*Short problem*: All of the entries need to be written out again, exactly as they are.

Stored entries:

++++++++++

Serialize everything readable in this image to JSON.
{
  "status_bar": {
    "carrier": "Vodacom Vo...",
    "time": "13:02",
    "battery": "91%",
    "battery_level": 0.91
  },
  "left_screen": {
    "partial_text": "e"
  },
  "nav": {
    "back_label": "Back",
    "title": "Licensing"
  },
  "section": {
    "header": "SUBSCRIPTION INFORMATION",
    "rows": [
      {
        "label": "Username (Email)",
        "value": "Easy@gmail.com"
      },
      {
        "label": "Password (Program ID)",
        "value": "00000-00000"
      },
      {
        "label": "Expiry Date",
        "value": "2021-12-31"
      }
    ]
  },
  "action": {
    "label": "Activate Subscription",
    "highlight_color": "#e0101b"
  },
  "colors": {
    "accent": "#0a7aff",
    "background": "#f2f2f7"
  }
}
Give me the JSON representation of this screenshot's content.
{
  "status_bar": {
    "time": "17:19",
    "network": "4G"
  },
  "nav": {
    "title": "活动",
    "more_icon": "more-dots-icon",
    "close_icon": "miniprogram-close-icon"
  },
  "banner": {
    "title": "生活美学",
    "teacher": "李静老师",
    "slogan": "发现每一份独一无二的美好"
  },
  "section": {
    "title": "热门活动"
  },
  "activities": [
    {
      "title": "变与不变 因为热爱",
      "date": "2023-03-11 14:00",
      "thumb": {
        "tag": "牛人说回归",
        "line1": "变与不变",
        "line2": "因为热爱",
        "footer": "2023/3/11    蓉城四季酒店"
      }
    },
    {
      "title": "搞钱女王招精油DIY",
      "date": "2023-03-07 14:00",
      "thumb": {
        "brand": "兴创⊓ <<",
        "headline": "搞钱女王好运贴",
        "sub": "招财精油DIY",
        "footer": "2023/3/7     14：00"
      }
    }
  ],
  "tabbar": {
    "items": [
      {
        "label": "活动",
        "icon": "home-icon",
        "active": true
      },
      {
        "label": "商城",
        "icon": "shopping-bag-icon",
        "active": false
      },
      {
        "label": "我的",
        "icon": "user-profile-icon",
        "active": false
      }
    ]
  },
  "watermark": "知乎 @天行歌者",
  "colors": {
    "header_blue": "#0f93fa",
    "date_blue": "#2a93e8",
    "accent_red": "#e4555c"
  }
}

++++++++++

*Solution for this problem*:
Serialize everything readable in this image to JSON.
{
  "status_bar": {
    "carrier": "Vodacom Vo...",
    "time": "13:02",
    "battery": "91%",
    "battery_level": 0.91
  },
  "left_screen": {
    "partial_text": "e"
  },
  "nav": {
    "back_label": "Back",
    "title": "Licensing"
  },
  "section": {
    "header": "SUBSCRIPTION INFORMATION",
    "rows": [
      {
        "label": "Username (Email)",
        "value": "Easy@gmail.com"
      },
      {
        "label": "Password (Program ID)",
        "value": "00000-00000"
      },
      {
        "label": "Expiry Date",
        "value": "2021-12-31"
      }
    ]
  },
  "action": {
    "label": "Activate Subscription",
    "highlight_color": "#e0101b"
  },
  "colors": {
    "accent": "#0a7aff",
    "background": "#f2f2f7"
  }
}
Give me the JSON representation of this screenshot's content.
{
  "status_bar": {
    "time": "17:19",
    "network": "4G"
  },
  "nav": {
    "title": "活动",
    "more_icon": "more-dots-icon",
    "close_icon": "miniprogram-close-icon"
  },
  "banner": {
    "title": "生活美学",
    "teacher": "李静老师",
    "slogan": "发现每一份独一无二的美好"
  },
  "section": {
    "title": "热门活动"
  },
  "activities": [
    {
      "title": "变与不变 因为热爱",
      "date": "2023-03-11 14:00",
      "thumb": {
        "tag": "牛人说回归",
        "line1": "变与不变",
        "line2": "因为热爱",
        "footer": "2023/3/11    蓉城四季酒店"
      }
    },
    {
      "title": "搞钱女王招精油DIY",
      "date": "2023-03-07 14:00",
      "thumb": {
        "brand": "兴创⊓ <<",
        "headline": "搞钱女王好运贴",
        "sub": "招财精油DIY",
        "footer": "2023/3/7     14：00"
      }
    }
  ],
  "tabbar": {
    "items": [
      {
        "label": "活动",
        "icon": "home-icon",
        "active": true
      },
      {
        "label": "商城",
        "icon": "shopping-bag-icon",
        "active": false
      },
      {
        "label": "我的",
        "icon": "user-profile-icon",
        "active": false
      }
    ]
  },
  "watermark": "知乎 @天行歌者",
  "colors": {
    "header_blue": "#0f93fa",
    "date_blue": "#2a93e8",
    "accent_red": "#e4555c"
  }
}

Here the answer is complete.